WORK TO COMPLETE:
a) Answer these questions about the textbook preface:
(i) How often were the writers forced into new editions?
(ii) In what formats is the book available online?
(iii) With what does the exploration of each function family culminate?
b) Can you reproduce word for word the part of the textbook preface that opens with the words containing "In writing this" and closes with "the function."?

SELECTED TEXT:
There were only a handful of books that had the conceptual and application driven focus
we liked, and most of those were lacking in other aspects we cared about, like providing
students sufficient examples and practice of basic skills. The largest frustration, however,
was the never ending escalation of cost and being forced into new editions every three
years. We began researching open textbooks, however the ability for those books to be
adapted, remixed, or printed were often limited by the types of licenses, or didn’t
approach the material the way we wanted.
This book is available online for free, in both Word and PDF format. You are free to
change the wording, add materials and sections or take them away. We welcome
feedback, comments and suggestions for future development at
precalc@opentextbookstore.com. Additionally, if you add a section, chapter or problems,
we would love to hear from you and possibly add your materials so everyone can benefit.
In writing this book, our focus was on the story of functions. We begin with function
notation, a basic toolkit of functions, and the basic operation with functions: composition
and transformation. Building from these basic functions, as each new family of functions
is introduced we explore the important features of the function: its graph, domain and
range, intercepts, and asymptotes. The exploration then moves to evaluating and solving
equations involving the function, finding inverses, and culminates with modeling using
the function.

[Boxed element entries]
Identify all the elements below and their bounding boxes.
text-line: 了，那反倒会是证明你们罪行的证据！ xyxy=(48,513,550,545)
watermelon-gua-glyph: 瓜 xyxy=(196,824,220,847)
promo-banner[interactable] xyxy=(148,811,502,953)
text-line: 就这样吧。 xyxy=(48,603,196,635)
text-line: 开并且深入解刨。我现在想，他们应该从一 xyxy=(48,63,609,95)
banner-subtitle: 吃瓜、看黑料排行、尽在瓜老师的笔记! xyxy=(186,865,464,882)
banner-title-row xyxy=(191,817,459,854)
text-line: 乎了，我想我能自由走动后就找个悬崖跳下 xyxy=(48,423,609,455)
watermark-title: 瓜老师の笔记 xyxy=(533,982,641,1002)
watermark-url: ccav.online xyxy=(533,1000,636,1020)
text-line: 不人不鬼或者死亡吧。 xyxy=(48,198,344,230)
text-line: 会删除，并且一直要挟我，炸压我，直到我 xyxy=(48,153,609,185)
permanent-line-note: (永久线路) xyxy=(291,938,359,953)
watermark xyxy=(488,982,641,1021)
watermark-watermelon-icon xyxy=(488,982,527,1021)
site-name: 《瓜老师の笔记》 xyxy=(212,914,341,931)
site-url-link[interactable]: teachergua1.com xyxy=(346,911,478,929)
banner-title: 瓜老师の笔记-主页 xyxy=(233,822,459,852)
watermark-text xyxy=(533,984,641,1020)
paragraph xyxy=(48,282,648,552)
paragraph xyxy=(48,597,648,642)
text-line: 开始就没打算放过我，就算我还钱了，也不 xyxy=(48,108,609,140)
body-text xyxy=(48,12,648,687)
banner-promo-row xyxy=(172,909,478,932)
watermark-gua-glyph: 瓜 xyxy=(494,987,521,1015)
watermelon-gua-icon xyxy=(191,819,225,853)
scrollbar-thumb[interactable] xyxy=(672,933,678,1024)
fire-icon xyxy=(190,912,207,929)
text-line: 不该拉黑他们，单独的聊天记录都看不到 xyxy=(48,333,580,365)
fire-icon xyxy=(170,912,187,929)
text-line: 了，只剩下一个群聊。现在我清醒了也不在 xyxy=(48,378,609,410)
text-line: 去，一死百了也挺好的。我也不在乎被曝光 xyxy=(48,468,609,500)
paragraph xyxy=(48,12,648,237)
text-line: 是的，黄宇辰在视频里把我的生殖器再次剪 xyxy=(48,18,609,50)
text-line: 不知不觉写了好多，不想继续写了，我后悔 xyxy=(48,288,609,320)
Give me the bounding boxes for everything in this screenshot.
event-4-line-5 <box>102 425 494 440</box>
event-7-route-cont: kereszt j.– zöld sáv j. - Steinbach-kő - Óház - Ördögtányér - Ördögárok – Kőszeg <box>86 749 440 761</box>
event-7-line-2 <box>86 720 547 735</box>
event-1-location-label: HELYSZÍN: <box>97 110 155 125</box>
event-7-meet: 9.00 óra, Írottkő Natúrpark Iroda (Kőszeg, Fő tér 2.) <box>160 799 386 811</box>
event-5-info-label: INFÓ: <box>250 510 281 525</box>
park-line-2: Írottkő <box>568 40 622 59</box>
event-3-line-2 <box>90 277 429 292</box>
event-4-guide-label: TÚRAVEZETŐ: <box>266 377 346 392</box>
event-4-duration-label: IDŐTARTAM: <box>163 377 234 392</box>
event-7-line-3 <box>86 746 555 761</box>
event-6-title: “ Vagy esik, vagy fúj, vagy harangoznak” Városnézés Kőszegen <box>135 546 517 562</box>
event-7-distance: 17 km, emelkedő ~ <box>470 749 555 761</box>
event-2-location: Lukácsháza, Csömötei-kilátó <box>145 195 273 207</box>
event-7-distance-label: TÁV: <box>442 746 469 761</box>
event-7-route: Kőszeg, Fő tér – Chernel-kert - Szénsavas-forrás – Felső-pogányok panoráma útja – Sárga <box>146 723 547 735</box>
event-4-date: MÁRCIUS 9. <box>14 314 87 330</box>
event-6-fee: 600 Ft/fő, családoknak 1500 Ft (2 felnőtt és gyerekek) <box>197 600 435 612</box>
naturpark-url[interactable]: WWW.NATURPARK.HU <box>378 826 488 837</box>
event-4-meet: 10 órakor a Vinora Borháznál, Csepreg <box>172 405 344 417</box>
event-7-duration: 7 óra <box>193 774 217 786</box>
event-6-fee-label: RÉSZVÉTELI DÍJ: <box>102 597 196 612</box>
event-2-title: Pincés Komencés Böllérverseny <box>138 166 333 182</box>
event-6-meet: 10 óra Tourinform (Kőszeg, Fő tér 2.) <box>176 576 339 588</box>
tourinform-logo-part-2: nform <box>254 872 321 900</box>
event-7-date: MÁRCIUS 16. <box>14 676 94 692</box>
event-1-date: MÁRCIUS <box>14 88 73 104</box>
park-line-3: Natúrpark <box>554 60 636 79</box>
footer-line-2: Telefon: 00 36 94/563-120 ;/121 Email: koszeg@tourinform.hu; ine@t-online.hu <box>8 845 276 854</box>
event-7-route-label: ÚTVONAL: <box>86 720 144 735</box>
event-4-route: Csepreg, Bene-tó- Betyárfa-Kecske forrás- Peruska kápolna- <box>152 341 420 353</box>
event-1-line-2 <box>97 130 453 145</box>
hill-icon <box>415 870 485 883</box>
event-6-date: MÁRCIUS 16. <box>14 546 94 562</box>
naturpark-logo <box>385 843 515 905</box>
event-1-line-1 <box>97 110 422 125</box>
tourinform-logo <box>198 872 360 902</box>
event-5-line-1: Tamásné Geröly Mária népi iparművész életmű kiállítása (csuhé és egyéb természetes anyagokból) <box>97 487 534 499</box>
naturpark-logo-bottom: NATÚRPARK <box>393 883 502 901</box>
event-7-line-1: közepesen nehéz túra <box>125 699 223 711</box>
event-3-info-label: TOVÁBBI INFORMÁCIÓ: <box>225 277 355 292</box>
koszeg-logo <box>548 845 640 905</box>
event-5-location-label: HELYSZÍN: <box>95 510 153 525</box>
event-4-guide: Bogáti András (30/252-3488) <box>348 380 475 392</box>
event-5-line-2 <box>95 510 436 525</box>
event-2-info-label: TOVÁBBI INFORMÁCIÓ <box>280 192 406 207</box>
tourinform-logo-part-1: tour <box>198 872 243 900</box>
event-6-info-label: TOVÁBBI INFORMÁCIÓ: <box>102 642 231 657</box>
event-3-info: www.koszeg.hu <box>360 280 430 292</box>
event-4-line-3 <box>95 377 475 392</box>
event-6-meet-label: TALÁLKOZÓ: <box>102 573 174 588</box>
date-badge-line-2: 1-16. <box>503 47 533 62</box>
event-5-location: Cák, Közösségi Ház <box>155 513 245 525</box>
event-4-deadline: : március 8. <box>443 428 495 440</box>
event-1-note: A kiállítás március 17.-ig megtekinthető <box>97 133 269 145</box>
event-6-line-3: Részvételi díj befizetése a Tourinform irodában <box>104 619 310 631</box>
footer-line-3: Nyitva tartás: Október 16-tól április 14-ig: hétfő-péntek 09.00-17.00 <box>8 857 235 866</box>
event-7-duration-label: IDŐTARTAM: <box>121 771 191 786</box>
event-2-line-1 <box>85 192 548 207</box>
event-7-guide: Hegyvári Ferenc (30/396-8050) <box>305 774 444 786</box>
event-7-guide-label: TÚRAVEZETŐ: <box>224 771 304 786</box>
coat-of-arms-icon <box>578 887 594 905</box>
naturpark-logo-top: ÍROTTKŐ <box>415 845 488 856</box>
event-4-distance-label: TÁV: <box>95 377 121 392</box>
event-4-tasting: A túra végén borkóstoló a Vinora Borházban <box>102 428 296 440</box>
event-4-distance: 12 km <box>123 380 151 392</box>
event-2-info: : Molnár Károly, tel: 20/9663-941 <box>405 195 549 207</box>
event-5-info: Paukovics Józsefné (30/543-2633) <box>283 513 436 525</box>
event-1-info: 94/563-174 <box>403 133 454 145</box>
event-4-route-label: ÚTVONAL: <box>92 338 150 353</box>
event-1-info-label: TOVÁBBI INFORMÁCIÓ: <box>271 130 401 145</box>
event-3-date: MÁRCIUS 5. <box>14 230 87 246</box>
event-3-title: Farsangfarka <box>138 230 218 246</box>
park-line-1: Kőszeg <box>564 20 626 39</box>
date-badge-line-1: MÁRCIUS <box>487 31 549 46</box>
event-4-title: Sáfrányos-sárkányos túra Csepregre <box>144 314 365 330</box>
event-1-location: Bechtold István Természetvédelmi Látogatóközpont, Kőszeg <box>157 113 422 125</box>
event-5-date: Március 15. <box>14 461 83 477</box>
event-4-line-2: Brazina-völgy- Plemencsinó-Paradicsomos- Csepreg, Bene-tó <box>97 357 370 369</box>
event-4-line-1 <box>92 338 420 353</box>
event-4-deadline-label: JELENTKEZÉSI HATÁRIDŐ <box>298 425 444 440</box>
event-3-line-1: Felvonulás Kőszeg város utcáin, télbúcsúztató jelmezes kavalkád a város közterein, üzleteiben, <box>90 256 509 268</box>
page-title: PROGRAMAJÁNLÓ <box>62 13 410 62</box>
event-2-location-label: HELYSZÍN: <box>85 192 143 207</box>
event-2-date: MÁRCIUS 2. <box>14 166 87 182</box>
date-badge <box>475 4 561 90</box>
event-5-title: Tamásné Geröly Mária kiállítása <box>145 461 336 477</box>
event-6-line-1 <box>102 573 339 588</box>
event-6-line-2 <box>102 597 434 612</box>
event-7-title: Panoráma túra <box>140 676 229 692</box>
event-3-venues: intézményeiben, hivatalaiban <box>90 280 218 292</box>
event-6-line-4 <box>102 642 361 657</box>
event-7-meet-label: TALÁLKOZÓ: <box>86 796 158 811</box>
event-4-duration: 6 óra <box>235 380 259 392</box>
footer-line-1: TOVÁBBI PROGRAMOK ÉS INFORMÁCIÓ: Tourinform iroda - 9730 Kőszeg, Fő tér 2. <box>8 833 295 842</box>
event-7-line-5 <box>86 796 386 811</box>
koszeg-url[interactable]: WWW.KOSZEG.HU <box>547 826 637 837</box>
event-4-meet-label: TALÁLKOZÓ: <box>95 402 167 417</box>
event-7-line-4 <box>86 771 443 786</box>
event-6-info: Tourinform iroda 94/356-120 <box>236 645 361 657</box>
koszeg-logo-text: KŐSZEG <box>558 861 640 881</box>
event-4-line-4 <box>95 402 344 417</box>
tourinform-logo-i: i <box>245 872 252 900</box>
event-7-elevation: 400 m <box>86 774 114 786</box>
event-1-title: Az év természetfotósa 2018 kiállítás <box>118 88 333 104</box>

ANSWERS TO THE EXERCISES:
a)
(i) Every three years.
(ii) Word and PDF.
(iii) Modeling using the function.

b)
In writing this book, our focus was on the story of functions. We begin with function
notation, a basic toolkit of functions, and the basic operation with functions: composition
and transformation. Building from these basic functions, as each new family of functions
is introduced we explore the important features of the function: its graph, domain and
range, intercepts, and asymptotes. The exploration then moves to evaluating and solving
equations involving the function, finding inverses, and culminates with modeling using
the function.